Exercise requirements:
Return every record exactly as written.

The records:
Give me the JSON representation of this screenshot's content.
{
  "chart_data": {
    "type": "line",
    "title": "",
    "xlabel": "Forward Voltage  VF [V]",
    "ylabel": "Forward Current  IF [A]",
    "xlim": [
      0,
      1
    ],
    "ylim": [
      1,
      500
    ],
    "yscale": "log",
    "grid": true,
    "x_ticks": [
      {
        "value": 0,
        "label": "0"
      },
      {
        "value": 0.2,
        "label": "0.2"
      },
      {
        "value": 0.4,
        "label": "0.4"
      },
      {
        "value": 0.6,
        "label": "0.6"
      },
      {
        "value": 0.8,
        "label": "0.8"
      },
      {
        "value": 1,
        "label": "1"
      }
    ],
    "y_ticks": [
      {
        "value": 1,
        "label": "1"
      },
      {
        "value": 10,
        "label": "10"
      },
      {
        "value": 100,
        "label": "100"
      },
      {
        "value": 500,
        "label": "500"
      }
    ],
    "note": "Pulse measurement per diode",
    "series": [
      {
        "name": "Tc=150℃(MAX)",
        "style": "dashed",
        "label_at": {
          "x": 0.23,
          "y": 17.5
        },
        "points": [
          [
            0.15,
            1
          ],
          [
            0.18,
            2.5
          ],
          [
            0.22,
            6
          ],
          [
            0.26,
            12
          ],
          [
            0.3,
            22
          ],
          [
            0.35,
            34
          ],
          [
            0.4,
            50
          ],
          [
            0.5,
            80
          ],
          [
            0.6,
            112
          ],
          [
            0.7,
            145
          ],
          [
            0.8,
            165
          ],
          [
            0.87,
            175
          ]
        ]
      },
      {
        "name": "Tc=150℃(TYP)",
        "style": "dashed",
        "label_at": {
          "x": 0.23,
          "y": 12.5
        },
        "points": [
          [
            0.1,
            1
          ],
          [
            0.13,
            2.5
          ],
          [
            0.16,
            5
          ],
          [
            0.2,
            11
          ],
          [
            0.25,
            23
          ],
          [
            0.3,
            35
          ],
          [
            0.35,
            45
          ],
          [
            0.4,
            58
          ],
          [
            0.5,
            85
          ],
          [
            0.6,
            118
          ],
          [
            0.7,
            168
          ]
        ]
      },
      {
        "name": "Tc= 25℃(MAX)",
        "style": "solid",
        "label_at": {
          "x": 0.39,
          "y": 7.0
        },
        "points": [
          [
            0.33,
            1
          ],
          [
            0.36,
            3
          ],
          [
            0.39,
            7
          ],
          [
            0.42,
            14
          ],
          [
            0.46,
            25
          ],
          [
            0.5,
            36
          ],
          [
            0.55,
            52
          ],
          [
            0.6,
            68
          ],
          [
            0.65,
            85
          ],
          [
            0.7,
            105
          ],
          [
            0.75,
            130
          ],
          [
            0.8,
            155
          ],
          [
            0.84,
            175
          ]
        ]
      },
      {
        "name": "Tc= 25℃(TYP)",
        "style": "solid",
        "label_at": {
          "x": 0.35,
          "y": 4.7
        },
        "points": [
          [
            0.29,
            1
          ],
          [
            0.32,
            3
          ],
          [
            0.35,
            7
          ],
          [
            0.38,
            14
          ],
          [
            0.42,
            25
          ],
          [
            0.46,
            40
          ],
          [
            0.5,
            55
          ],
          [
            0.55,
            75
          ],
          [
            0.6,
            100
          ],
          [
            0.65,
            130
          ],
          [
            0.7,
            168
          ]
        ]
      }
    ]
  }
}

Result:
Give me the JSON representation of this screenshot's content.
{
  "chart_data": {
    "type": "line",
    "title": "",
    "xlabel": "Forward Voltage  VF [V]",
    "ylabel": "Forward Current  IF [A]",
    "xlim": [
      0,
      1
    ],
    "ylim": [
      1,
      500
    ],
    "yscale": "log",
    "grid": true,
    "x_ticks": [
      {
        "value": 0,
        "label": "0"
      },
      {
        "value": 0.2,
        "label": "0.2"
      },
      {
        "value": 0.4,
        "label": "0.4"
      },
      {
        "value": 0.6,
        "label": "0.6"
      },
      {
        "value": 0.8,
        "label": "0.8"
      },
      {
        "value": 1,
        "label": "1"
      }
    ],
    "y_ticks": [
      {
        "value": 1,
        "label": "1"
      },
      {
        "value": 10,
        "label": "10"
      },
      {
        "value": 100,
        "label": "100"
      },
      {
        "value": 500,
        "label": "500"
      }
    ],
    "note": "Pulse measurement per diode",
    "series": [
      {
        "name": "Tc=150℃(MAX)",
        "style": "dashed",
        "label_at": {
          "x": 0.23,
          "y": 17.5
        },
        "points": [
          [
            0.15,
            1
          ],
          [
            0.18,
            2.5
          ],
          [
            0.22,
            6
          ],
          [
            0.26,
            12
          ],
          [
            0.3,
            22
          ],
          [
            0.35,
            34
          ],
          [
            0.4,
            50
          ],
          [
            0.5,
            80
          ],
          [
            0.6,
            112
          ],
          [
            0.7,
            145
          ],
          [
            0.8,
            165
          ],
          [
            0.87,
            175
          ]
        ]
      },
      {
        "name": "Tc=150℃(TYP)",
        "style": "dashed",
        "label_at": {
          "x": 0.23,
          "y": 12.5
        },
        "points": [
          [
            0.1,
            1
          ],
          [
            0.13,
            2.5
          ],
          [
            0.16,
            5
          ],
          [
            0.2,
            11
          ],
          [
            0.25,
            23
          ],
          [
            0.3,
            35
          ],
          [
            0.35,
            45
          ],
          [
            0.4,
            58
          ],
          [
            0.5,
            85
          ],
          [
            0.6,
            118
          ],
          [
            0.7,
            168
          ]
        ]
      },
      {
        "name": "Tc= 25℃(MAX)",
        "style": "solid",
        "label_at": {
          "x": 0.39,
          "y": 7.0
        },
        "points": [
          [
            0.33,
            1
          ],
          [
            0.36,
            3
          ],
          [
            0.39,
            7
          ],
          [
            0.42,
            14
          ],
          [
            0.46,
            25
          ],
          [
            0.5,
            36
          ],
          [
            0.55,
            52
          ],
          [
            0.6,
            68
          ],
          [
            0.65,
            85
          ],
          [
            0.7,
            105
          ],
          [
            0.75,
            130
          ],
          [
            0.8,
            155
          ],
          [
            0.84,
            175
          ]
        ]
      },
      {
        "name": "Tc= 25℃(TYP)",
        "style": "solid",
        "label_at": {
          "x": 0.35,
          "y": 4.7
        },
        "points": [
          [
            0.29,
            1
          ],
          [
            0.32,
            3
          ],
          [
            0.35,
            7
          ],
          [
            0.38,
            14
          ],
          [
            0.42,
            25
          ],
          [
            0.46,
            40
          ],
          [
            0.5,
            55
          ],
          [
            0.55,
            75
          ],
          [
            0.6,
            100
          ],
          [
            0.65,
            130
          ],
          [
            0.7,
            168
          ]
        ]
      }
    ]
  }
}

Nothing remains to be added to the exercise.